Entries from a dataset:
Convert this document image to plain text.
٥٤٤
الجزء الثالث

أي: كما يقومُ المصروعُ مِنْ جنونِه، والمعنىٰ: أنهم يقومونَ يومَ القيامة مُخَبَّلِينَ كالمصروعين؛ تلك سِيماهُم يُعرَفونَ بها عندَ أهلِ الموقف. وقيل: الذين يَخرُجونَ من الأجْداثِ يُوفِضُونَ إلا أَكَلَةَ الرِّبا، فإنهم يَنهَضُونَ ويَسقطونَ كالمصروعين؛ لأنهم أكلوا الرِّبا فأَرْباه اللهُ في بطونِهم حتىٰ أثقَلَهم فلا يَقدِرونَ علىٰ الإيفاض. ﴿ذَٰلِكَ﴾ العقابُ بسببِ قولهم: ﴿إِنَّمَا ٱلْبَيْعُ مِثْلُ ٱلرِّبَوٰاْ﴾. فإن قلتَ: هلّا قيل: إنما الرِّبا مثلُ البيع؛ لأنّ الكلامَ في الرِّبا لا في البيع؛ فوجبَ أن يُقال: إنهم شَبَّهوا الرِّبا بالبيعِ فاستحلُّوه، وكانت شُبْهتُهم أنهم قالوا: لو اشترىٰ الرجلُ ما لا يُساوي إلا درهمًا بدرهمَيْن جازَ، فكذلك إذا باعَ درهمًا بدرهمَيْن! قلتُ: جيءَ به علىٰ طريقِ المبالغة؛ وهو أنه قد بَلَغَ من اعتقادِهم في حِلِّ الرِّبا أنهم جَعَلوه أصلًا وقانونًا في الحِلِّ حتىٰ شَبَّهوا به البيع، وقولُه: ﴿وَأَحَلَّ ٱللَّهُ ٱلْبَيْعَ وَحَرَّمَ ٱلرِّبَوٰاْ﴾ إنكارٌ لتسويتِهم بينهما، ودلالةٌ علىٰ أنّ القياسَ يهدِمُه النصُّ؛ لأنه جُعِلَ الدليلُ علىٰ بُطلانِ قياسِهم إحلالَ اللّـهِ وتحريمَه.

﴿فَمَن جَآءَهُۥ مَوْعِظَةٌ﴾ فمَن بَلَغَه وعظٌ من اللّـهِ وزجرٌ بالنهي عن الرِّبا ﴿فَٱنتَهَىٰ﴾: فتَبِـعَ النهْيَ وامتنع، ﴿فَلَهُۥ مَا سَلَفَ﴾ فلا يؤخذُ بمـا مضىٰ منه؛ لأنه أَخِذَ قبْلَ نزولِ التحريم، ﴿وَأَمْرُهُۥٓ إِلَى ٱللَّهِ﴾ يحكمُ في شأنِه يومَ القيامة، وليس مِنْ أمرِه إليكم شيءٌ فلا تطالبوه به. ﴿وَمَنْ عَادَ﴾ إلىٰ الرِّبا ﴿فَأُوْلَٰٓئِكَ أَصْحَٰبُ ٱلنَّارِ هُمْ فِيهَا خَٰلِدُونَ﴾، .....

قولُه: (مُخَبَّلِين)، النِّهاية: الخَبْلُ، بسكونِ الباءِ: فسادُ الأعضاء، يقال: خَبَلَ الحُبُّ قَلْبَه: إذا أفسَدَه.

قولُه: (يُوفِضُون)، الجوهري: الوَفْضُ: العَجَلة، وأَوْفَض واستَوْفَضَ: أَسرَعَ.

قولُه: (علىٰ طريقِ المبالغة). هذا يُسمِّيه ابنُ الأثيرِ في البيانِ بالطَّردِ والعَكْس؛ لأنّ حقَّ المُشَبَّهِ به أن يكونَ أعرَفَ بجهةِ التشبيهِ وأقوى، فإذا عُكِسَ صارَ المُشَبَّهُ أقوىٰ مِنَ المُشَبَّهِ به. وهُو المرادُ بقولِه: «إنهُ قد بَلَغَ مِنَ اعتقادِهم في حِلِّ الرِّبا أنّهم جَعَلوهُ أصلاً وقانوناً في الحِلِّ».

* * *

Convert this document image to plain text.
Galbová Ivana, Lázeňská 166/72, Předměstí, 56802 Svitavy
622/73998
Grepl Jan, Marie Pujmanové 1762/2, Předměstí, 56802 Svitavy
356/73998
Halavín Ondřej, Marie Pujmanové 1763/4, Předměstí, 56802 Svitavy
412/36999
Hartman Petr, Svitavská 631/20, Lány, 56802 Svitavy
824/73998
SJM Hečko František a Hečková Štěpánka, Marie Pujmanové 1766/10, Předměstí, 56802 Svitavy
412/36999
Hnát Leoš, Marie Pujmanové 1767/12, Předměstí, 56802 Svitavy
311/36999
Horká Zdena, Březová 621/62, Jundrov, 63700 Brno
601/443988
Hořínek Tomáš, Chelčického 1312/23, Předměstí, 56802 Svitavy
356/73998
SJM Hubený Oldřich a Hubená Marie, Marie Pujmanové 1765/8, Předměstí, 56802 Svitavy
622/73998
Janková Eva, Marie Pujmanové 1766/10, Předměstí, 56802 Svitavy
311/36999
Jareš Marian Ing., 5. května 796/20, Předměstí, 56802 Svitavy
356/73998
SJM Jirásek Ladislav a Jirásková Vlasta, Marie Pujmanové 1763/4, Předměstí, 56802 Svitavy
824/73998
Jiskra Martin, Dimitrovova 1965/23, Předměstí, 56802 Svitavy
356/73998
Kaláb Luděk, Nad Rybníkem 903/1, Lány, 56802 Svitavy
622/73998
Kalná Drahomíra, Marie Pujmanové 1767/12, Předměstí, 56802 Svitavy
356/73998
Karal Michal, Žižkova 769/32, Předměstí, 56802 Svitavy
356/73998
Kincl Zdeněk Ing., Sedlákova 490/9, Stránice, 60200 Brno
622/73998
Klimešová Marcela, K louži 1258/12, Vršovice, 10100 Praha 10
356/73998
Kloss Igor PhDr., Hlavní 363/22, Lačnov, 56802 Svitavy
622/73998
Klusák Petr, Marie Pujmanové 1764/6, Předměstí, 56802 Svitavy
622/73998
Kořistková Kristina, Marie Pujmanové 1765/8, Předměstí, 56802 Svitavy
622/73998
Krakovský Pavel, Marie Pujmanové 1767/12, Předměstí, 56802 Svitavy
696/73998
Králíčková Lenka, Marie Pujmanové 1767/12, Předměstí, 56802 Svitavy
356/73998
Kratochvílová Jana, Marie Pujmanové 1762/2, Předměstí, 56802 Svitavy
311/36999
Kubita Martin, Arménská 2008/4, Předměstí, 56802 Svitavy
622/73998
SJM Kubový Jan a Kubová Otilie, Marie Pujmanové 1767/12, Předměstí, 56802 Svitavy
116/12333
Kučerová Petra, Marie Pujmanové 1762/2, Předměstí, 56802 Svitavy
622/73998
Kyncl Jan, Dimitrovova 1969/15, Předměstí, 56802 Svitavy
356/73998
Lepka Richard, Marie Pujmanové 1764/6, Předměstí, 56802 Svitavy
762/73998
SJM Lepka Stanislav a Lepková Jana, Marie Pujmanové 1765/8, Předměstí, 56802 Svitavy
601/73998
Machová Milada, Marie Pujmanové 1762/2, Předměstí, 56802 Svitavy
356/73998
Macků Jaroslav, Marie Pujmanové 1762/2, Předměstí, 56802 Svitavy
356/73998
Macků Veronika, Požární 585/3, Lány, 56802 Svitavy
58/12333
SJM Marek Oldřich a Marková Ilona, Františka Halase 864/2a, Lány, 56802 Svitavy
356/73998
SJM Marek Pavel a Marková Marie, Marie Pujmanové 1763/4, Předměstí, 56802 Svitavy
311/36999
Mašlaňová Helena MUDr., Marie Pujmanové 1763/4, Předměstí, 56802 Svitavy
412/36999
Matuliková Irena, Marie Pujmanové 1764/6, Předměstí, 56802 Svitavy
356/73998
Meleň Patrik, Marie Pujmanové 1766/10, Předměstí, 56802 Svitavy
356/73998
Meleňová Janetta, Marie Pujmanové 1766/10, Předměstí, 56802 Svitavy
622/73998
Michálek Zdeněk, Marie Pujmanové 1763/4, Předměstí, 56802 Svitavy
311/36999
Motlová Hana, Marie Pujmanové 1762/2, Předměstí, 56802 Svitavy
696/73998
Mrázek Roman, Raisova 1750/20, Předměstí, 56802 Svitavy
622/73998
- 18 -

-- What you need to do --
Pick out each line that holds the string "Lány".

-- In response --
Hartman Petr, Svitavská 631/20, Lány, 56802 Svitavy
Kaláb Luděk, Nad Rybníkem 903/1, Lány, 56802 Svitavy
Macků Veronika, Požární 585/3, Lány, 56802 Svitavy
SJM Marek Oldřich a Marková Ilona, Františka Halase 864/2a, Lány, 56802 Svitavy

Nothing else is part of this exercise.